Problem:
Print the whole listing exactly.

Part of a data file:
--------------------------------
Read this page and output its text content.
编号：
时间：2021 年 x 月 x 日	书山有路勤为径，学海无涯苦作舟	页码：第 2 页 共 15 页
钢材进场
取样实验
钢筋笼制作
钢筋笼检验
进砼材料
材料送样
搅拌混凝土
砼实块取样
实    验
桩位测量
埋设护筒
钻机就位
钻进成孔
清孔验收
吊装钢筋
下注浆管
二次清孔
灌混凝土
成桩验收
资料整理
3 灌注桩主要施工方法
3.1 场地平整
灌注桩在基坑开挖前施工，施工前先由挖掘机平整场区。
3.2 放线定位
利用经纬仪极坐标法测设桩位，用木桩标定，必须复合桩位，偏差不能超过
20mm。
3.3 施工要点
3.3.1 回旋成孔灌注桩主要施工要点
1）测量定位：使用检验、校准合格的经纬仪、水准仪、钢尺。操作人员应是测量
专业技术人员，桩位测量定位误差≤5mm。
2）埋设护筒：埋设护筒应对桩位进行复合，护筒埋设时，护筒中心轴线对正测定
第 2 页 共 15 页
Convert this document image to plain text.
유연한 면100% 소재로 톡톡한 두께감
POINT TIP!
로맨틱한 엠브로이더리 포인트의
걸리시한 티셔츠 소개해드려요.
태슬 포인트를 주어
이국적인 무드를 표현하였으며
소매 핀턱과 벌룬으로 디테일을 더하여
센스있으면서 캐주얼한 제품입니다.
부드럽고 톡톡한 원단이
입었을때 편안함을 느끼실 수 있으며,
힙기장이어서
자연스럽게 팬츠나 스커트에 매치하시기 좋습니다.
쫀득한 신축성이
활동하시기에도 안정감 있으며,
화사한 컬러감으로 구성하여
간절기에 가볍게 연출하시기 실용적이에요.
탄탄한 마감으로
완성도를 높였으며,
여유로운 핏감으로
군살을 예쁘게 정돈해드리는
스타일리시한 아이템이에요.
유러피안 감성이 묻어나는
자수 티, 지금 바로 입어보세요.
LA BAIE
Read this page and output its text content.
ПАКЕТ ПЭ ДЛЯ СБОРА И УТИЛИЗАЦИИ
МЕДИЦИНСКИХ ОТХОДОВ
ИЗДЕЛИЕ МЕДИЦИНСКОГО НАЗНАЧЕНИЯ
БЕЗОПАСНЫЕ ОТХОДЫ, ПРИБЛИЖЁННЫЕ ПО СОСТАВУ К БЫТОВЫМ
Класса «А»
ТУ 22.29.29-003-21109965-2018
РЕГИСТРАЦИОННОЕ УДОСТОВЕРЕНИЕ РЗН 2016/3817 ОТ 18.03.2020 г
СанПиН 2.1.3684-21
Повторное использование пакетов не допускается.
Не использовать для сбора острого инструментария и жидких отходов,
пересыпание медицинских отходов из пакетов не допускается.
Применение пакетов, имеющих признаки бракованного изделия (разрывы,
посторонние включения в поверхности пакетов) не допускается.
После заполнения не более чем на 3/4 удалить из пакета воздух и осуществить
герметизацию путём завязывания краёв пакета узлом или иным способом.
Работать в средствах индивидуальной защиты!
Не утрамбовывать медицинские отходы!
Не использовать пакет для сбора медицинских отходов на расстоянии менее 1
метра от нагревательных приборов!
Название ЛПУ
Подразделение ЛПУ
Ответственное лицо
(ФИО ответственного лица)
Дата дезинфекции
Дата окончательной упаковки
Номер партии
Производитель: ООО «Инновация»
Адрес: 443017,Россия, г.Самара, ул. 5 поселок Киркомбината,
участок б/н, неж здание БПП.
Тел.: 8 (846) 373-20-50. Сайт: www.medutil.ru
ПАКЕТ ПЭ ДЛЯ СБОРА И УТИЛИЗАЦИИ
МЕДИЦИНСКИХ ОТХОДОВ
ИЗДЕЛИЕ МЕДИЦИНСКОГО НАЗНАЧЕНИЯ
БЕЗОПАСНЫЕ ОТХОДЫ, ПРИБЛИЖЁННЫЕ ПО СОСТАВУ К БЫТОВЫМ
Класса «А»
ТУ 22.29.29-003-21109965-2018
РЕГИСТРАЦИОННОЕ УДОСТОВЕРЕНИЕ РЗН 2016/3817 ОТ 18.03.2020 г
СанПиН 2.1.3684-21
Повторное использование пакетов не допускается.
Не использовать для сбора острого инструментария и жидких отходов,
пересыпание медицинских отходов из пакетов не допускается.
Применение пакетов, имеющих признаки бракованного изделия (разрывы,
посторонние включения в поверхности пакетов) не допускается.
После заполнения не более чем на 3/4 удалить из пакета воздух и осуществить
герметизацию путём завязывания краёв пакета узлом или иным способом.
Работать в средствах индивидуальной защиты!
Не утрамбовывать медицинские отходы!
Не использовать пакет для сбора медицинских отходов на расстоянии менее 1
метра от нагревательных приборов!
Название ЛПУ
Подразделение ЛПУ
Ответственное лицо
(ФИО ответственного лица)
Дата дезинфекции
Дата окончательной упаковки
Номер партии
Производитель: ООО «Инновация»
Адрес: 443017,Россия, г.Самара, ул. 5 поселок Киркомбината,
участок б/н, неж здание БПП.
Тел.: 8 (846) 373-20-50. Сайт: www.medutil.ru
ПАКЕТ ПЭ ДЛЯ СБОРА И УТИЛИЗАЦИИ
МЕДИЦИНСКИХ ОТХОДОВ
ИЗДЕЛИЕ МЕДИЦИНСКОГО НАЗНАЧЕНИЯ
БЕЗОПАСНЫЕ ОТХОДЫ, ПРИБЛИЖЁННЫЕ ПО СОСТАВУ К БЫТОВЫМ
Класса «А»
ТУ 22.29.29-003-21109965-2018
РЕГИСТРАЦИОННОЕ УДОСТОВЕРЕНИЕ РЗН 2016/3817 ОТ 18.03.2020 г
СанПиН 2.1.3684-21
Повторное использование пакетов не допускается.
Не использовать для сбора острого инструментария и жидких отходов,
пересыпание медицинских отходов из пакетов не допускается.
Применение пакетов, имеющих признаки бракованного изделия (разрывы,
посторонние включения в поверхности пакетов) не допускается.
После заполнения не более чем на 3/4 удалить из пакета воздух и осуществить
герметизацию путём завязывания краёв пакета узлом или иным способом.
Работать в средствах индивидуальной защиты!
--------------------------------
Answer to the exercise:
Read this page and output its text content.
编号：
时间：2021 年 x 月 x 日	书山有路勤为径，学海无涯苦作舟	页码：第 2 页 共 15 页
钢材进场
取样实验
钢筋笼制作
钢筋笼检验
进砼材料
材料送样
搅拌混凝土
砼实块取样
实    验
桩位测量
埋设护筒
钻机就位
钻进成孔
清孔验收
吊装钢筋
下注浆管
二次清孔
灌混凝土
成桩验收
资料整理
3 灌注桩主要施工方法
3.1 场地平整
灌注桩在基坑开挖前施工，施工前先由挖掘机平整场区。
3.2 放线定位
利用经纬仪极坐标法测设桩位，用木桩标定，必须复合桩位，偏差不能超过
20mm。
3.3 施工要点
3.3.1 回旋成孔灌注桩主要施工要点
1）测量定位：使用检验、校准合格的经纬仪、水准仪、钢尺。操作人员应是测量
专业技术人员，桩位测量定位误差≤5mm。
2）埋设护筒：埋设护筒应对桩位进行复合，护筒埋设时，护筒中心轴线对正测定
第 2 页 共 15 页
Convert this document image to plain text.
유연한 면100% 소재로 톡톡한 두께감
POINT TIP!
로맨틱한 엠브로이더리 포인트의
걸리시한 티셔츠 소개해드려요.
태슬 포인트를 주어
이국적인 무드를 표현하였으며
소매 핀턱과 벌룬으로 디테일을 더하여
센스있으면서 캐주얼한 제품입니다.
부드럽고 톡톡한 원단이
입었을때 편안함을 느끼실 수 있으며,
힙기장이어서
자연스럽게 팬츠나 스커트에 매치하시기 좋습니다.
쫀득한 신축성이
활동하시기에도 안정감 있으며,
화사한 컬러감으로 구성하여
간절기에 가볍게 연출하시기 실용적이에요.
탄탄한 마감으로
완성도를 높였으며,
여유로운 핏감으로
군살을 예쁘게 정돈해드리는
스타일리시한 아이템이에요.
유러피안 감성이 묻어나는
자수 티, 지금 바로 입어보세요.
LA BAIE
Read this page and output its text content.
ПАКЕТ ПЭ ДЛЯ СБОРА И УТИЛИЗАЦИИ
МЕДИЦИНСКИХ ОТХОДОВ
ИЗДЕЛИЕ МЕДИЦИНСКОГО НАЗНАЧЕНИЯ
БЕЗОПАСНЫЕ ОТХОДЫ, ПРИБЛИЖЁННЫЕ ПО СОСТАВУ К БЫТОВЫМ
Класса «А»
ТУ 22.29.29-003-21109965-2018
РЕГИСТРАЦИОННОЕ УДОСТОВЕРЕНИЕ РЗН 2016/3817 ОТ 18.03.2020 г
СанПиН 2.1.3684-21
Повторное использование пакетов не допускается.
Не использовать для сбора острого инструментария и жидких отходов,
пересыпание медицинских отходов из пакетов не допускается.
Применение пакетов, имеющих признаки бракованного изделия (разрывы,
посторонние включения в поверхности пакетов) не допускается.
После заполнения не более чем на 3/4 удалить из пакета воздух и осуществить
герметизацию путём завязывания краёв пакета узлом или иным способом.
Работать в средствах индивидуальной защиты!
Не утрамбовывать медицинские отходы!
Не использовать пакет для сбора медицинских отходов на расстоянии менее 1
метра от нагревательных приборов!
Название ЛПУ
Подразделение ЛПУ
Ответственное лицо
(ФИО ответственного лица)
Дата дезинфекции
Дата окончательной упаковки
Номер партии
Производитель: ООО «Инновация»
Адрес: 443017,Россия, г.Самара, ул. 5 поселок Киркомбината,
участок б/н, неж здание БПП.
Тел.: 8 (846) 373-20-50. Сайт: www.medutil.ru
ПАКЕТ ПЭ ДЛЯ СБОРА И УТИЛИЗАЦИИ
МЕДИЦИНСКИХ ОТХОДОВ
ИЗДЕЛИЕ МЕДИЦИНСКОГО НАЗНАЧЕНИЯ
БЕЗОПАСНЫЕ ОТХОДЫ, ПРИБЛИЖЁННЫЕ ПО СОСТАВУ К БЫТОВЫМ
Класса «А»
ТУ 22.29.29-003-21109965-2018
РЕГИСТРАЦИОННОЕ УДОСТОВЕРЕНИЕ РЗН 2016/3817 ОТ 18.03.2020 г
СанПиН 2.1.3684-21
Повторное использование пакетов не допускается.
Не использовать для сбора острого инструментария и жидких отходов,
пересыпание медицинских отходов из пакетов не допускается.
Применение пакетов, имеющих признаки бракованного изделия (разрывы,
посторонние включения в поверхности пакетов) не допускается.
После заполнения не более чем на 3/4 удалить из пакета воздух и осуществить
герметизацию путём завязывания краёв пакета узлом или иным способом.
Работать в средствах индивидуальной защиты!
Не утрамбовывать медицинские отходы!
Не использовать пакет для сбора медицинских отходов на расстоянии менее 1
метра от нагревательных приборов!
Название ЛПУ
Подразделение ЛПУ
Ответственное лицо
(ФИО ответственного лица)
Дата дезинфекции
Дата окончательной упаковки
Номер партии
Производитель: ООО «Инновация»
Адрес: 443017,Россия, г.Самара, ул. 5 поселок Киркомбината,
участок б/н, неж здание БПП.
Тел.: 8 (846) 373-20-50. Сайт: www.medutil.ru
ПАКЕТ ПЭ ДЛЯ СБОРА И УТИЛИЗАЦИИ
МЕДИЦИНСКИХ ОТХОДОВ
ИЗДЕЛИЕ МЕДИЦИНСКОГО НАЗНАЧЕНИЯ
БЕЗОПАСНЫЕ ОТХОДЫ, ПРИБЛИЖЁННЫЕ ПО СОСТАВУ К БЫТОВЫМ
Класса «А»
ТУ 22.29.29-003-21109965-2018
РЕГИСТРАЦИОННОЕ УДОСТОВЕРЕНИЕ РЗН 2016/3817 ОТ 18.03.2020 г
СанПиН 2.1.3684-21
Повторное использование пакетов не допускается.
Не использовать для сбора острого инструментария и жидких отходов,
пересыпание медицинских отходов из пакетов не допускается.
Применение пакетов, имеющих признаки бракованного изделия (разрывы,
посторонние включения в поверхности пакетов) не допускается.
После заполнения не более чем на 3/4 удалить из пакета воздух и осуществить
герметизацию путём завязывания краёв пакета узлом или иным способом.
Работать в средствах индивидуальной защиты!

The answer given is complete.